Aşağıdaki kayıtların başından "The flow passage 45 is at (299, 597)." ifadesini içeren satıra kadar, o satır da dahil olmak üzere, tüm satırları hiçbir değişiklik yapmadan yazın.

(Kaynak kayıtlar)
● ● ● ● ● ● ●
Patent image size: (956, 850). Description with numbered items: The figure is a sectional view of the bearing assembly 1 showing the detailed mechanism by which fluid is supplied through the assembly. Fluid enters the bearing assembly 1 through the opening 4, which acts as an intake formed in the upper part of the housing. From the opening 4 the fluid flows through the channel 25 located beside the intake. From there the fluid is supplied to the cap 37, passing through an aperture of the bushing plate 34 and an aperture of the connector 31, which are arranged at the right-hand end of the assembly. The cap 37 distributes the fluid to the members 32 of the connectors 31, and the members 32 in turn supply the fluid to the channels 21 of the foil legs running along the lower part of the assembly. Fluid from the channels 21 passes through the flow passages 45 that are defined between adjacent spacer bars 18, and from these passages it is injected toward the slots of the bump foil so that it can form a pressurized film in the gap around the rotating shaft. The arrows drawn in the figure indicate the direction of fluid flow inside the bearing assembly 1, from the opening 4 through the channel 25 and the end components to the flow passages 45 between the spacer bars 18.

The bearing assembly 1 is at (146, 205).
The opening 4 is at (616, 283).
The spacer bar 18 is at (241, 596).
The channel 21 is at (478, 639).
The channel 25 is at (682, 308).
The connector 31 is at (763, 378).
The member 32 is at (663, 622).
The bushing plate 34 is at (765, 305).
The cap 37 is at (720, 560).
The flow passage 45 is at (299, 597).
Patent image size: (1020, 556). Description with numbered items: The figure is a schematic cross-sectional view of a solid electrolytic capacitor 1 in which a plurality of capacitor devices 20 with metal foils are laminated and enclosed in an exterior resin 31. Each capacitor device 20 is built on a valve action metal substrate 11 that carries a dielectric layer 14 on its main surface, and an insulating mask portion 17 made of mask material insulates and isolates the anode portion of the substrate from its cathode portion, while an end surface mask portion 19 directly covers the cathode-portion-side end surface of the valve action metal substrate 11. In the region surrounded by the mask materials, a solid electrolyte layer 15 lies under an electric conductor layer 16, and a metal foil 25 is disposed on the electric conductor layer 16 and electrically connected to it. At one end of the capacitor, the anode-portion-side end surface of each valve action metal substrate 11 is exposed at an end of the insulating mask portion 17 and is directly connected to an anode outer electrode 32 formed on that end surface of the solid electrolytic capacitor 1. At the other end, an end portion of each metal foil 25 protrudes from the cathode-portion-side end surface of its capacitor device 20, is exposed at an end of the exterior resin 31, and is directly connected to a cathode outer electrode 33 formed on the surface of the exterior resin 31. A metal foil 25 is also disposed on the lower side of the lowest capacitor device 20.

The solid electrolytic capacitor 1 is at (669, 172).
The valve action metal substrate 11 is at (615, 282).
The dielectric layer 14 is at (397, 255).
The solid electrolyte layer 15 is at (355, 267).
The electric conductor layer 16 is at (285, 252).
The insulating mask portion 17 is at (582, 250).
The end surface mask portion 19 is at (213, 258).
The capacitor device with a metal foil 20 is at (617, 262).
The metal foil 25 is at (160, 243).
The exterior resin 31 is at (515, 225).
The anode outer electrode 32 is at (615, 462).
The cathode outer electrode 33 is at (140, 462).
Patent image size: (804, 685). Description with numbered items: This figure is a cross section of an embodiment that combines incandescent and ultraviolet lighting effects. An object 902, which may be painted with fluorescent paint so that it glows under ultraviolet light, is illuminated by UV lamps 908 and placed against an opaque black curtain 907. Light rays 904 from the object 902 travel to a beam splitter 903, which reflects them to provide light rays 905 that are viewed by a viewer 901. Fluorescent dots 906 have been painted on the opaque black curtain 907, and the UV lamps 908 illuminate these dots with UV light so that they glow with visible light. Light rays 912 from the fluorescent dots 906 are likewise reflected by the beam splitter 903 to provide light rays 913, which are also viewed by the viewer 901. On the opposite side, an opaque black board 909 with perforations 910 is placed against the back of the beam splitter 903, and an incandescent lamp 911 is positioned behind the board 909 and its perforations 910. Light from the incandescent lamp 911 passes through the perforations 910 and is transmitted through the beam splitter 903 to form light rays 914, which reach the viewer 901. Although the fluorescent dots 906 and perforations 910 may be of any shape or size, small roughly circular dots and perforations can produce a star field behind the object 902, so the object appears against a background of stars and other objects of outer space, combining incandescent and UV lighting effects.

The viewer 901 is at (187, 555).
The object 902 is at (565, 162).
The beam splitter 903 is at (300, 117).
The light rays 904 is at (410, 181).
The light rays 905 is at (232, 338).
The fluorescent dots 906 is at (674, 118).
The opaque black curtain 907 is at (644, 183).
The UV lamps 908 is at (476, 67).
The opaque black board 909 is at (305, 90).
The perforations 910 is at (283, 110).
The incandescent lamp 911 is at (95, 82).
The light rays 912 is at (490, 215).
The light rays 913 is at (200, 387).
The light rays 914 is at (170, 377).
● ● ● ● ● ● ●
## Problemin yanıtı
Patent image size: (956, 850). Description with numbered items: The figure is a sectional view of the bearing assembly 1 showing the detailed mechanism by which fluid is supplied through the assembly. Fluid enters the bearing assembly 1 through the opening 4, which acts as an intake formed in the upper part of the housing. From the opening 4 the fluid flows through the channel 25 located beside the intake. From there the fluid is supplied to the cap 37, passing through an aperture of the bushing plate 34 and an aperture of the connector 31, which are arranged at the right-hand end of the assembly. The cap 37 distributes the fluid to the members 32 of the connectors 31, and the members 32 in turn supply the fluid to the channels 21 of the foil legs running along the lower part of the assembly. Fluid from the channels 21 passes through the flow passages 45 that are defined between adjacent spacer bars 18, and from these passages it is injected toward the slots of the bump foil so that it can form a pressurized film in the gap around the rotating shaft. The arrows drawn in the figure indicate the direction of fluid flow inside the bearing assembly 1, from the opening 4 through the channel 25 and the end components to the flow passages 45 between the spacer bars 18.

The bearing assembly 1 is at (146, 205).
The opening 4 is at (616, 283).
The spacer bar 18 is at (241, 596).
The channel 21 is at (478, 639).
The channel 25 is at (682, 308).
The connector 31 is at (763, 378).
The member 32 is at (663, 622).
The bushing plate 34 is at (765, 305).
The cap 37 is at (720, 560).
The flow passage 45 is at (299, 597).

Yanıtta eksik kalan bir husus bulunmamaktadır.